> _Exercise requirements_
Gather all lines from the material that contain the word "Konsumsi".

>> BEGIN

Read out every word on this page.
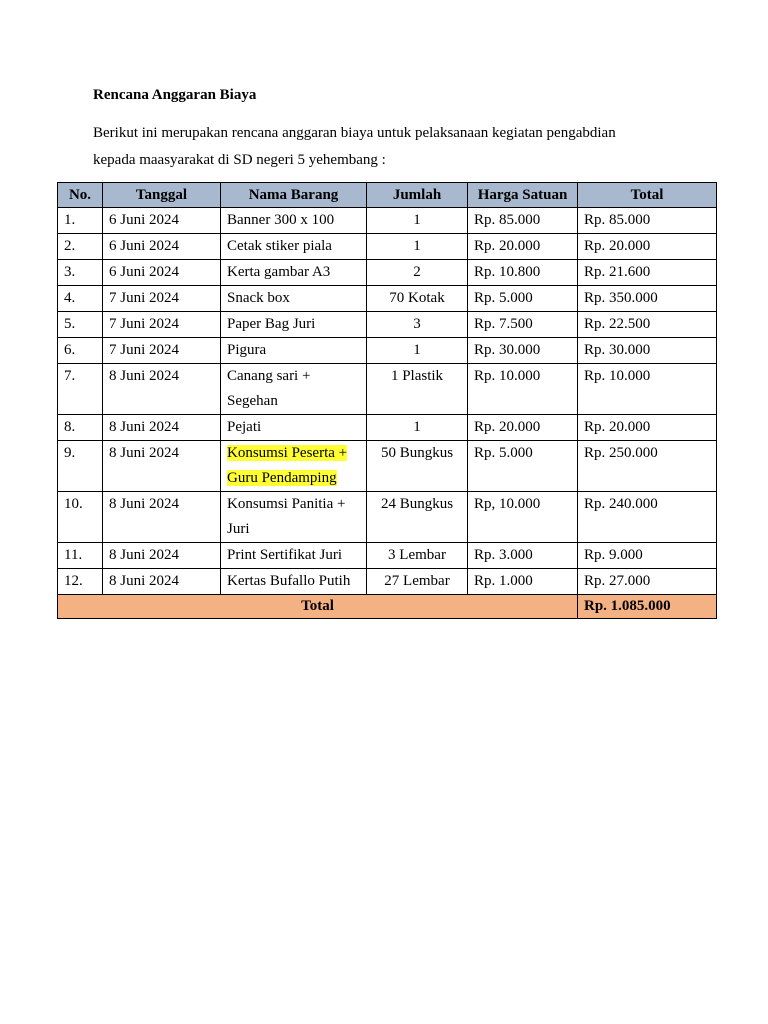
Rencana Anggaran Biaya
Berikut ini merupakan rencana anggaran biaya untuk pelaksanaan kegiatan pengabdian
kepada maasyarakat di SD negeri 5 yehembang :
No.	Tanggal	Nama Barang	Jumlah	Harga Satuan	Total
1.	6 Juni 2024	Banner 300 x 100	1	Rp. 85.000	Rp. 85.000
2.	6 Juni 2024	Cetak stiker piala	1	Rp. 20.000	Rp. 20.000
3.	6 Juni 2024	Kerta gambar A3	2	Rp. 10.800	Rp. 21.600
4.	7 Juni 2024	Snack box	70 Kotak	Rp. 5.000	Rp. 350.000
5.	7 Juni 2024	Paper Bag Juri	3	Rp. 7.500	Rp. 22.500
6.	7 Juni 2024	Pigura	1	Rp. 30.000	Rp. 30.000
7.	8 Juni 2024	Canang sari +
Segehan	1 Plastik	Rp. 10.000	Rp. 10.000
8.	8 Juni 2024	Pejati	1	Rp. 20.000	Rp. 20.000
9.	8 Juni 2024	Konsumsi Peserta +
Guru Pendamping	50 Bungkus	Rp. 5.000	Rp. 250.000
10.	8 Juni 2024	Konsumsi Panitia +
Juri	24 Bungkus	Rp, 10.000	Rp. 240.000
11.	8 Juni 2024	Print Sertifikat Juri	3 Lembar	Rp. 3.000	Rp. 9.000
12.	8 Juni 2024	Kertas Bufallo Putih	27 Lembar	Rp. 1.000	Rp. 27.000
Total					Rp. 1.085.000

>> END

> _Exercise response_
9.	8 Juni 2024	Konsumsi Peserta +
10.	8 Juni 2024	Konsumsi Panitia +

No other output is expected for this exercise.